> _DATA FOR THE TASK_
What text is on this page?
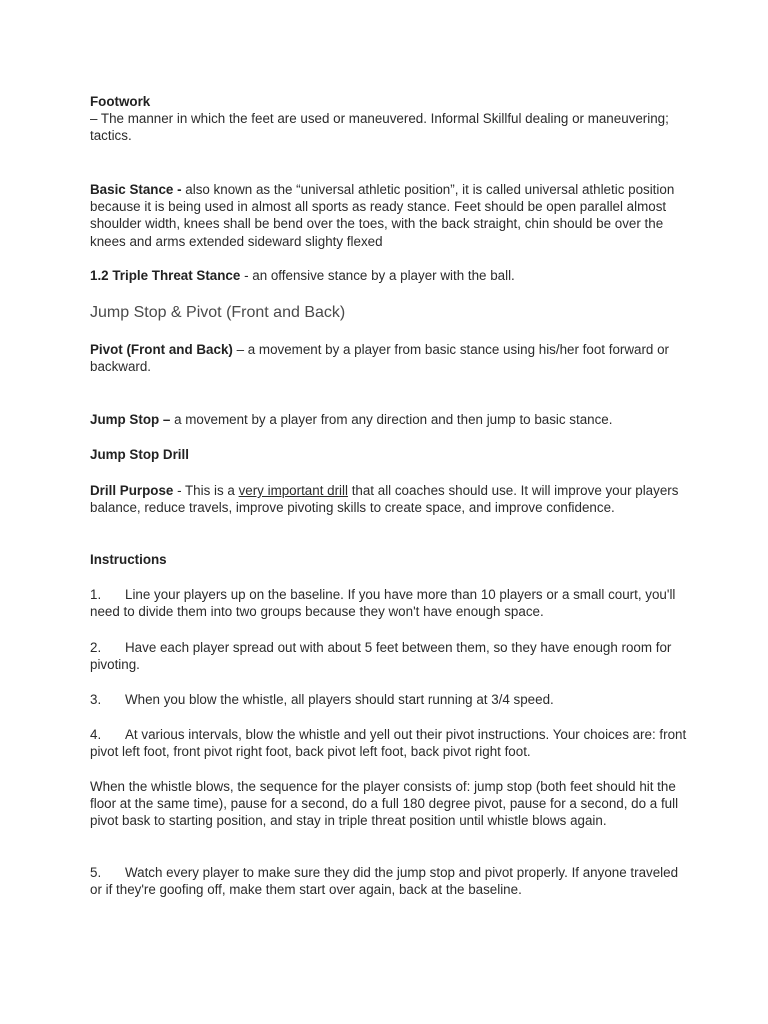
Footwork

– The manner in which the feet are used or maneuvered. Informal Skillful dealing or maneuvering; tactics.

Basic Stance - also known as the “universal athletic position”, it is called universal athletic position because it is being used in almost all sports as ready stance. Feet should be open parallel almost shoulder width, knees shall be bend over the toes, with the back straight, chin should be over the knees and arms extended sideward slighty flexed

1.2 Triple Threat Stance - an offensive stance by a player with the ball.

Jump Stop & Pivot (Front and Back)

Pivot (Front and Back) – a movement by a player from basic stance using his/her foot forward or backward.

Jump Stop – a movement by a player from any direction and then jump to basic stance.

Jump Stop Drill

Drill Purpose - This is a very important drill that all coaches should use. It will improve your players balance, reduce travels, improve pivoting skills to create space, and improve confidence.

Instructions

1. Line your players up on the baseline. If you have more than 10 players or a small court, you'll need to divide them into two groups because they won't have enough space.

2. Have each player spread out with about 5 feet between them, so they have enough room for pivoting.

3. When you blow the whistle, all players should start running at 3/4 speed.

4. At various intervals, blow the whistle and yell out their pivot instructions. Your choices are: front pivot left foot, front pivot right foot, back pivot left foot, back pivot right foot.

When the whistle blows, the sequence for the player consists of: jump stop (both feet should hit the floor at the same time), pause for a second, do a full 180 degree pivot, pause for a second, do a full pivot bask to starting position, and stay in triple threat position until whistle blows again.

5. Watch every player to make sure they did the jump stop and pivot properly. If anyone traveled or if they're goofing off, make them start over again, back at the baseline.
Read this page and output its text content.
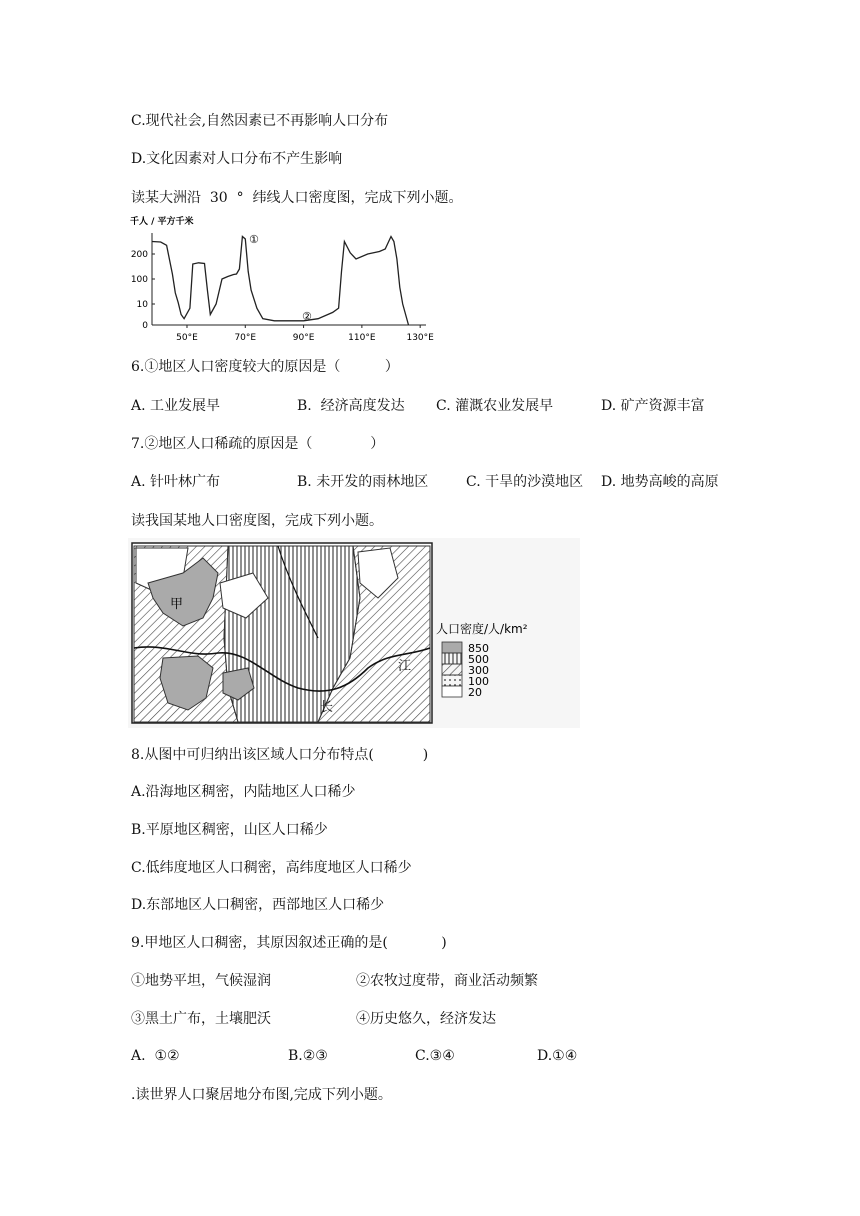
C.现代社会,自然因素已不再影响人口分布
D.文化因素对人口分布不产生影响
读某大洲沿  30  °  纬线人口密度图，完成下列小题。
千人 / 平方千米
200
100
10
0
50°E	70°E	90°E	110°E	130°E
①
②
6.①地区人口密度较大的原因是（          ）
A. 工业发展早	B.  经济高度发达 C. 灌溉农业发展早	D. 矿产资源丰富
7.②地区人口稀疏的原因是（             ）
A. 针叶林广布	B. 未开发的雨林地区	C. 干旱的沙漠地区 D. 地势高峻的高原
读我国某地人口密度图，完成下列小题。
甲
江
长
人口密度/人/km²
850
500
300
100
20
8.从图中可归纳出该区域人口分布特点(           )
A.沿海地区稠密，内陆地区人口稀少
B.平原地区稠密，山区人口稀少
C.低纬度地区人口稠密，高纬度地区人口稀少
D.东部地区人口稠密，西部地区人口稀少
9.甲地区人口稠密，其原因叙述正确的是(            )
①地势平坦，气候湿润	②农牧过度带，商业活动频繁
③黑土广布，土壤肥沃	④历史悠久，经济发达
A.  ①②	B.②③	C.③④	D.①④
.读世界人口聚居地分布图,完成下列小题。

> _WRITTEN REQUEST_
Print all of the records shown above exactly, leaving out each picture.

> _RESPONSE FOR THIS EXERCISE_
What text is on this page?
Footwork

– The manner in which the feet are used or maneuvered. Informal Skillful dealing or maneuvering; tactics.

Basic Stance - also known as the “universal athletic position”, it is called universal athletic position because it is being used in almost all sports as ready stance. Feet should be open parallel almost shoulder width, knees shall be bend over the toes, with the back straight, chin should be over the knees and arms extended sideward slighty flexed

1.2 Triple Threat Stance - an offensive stance by a player with the ball.

Jump Stop & Pivot (Front and Back)

Pivot (Front and Back) – a movement by a player from basic stance using his/her foot forward or backward.

Jump Stop – a movement by a player from any direction and then jump to basic stance.

Jump Stop Drill

Drill Purpose - This is a very important drill that all coaches should use. It will improve your players balance, reduce travels, improve pivoting skills to create space, and improve confidence.

Instructions

1. Line your players up on the baseline. If you have more than 10 players or a small court, you'll need to divide them into two groups because they won't have enough space.

2. Have each player spread out with about 5 feet between them, so they have enough room for pivoting.

3. When you blow the whistle, all players should start running at 3/4 speed.

4. At various intervals, blow the whistle and yell out their pivot instructions. Your choices are: front pivot left foot, front pivot right foot, back pivot left foot, back pivot right foot.

When the whistle blows, the sequence for the player consists of: jump stop (both feet should hit the floor at the same time), pause for a second, do a full 180 degree pivot, pause for a second, do a full pivot bask to starting position, and stay in triple threat position until whistle blows again.

5. Watch every player to make sure they did the jump stop and pivot properly. If anyone traveled or if they're goofing off, make them start over again, back at the baseline.
Read this page and output its text content.
C.现代社会,自然因素已不再影响人口分布
D.文化因素对人口分布不产生影响
读某大洲沿  30  °  纬线人口密度图，完成下列小题。
千人 / 平方千米
200
100
10
0
50°E	70°E	90°E	110°E	130°E
①
②
6.①地区人口密度较大的原因是（          ）
A. 工业发展早	B.  经济高度发达 C. 灌溉农业发展早	D. 矿产资源丰富
7.②地区人口稀疏的原因是（             ）
A. 针叶林广布	B. 未开发的雨林地区	C. 干旱的沙漠地区 D. 地势高峻的高原
读我国某地人口密度图，完成下列小题。
甲
江
长
人口密度/人/km²
850
500
300
100
20
8.从图中可归纳出该区域人口分布特点(           )
A.沿海地区稠密，内陆地区人口稀少
B.平原地区稠密，山区人口稀少
C.低纬度地区人口稠密，高纬度地区人口稀少
D.东部地区人口稠密，西部地区人口稀少
9.甲地区人口稠密，其原因叙述正确的是(            )
①地势平坦，气候湿润	②农牧过度带，商业活动频繁
③黑土广布，土壤肥沃	④历史悠久，经济发达
A.  ①②	B.②③	C.③④	D.①④
.读世界人口聚居地分布图,完成下列小题。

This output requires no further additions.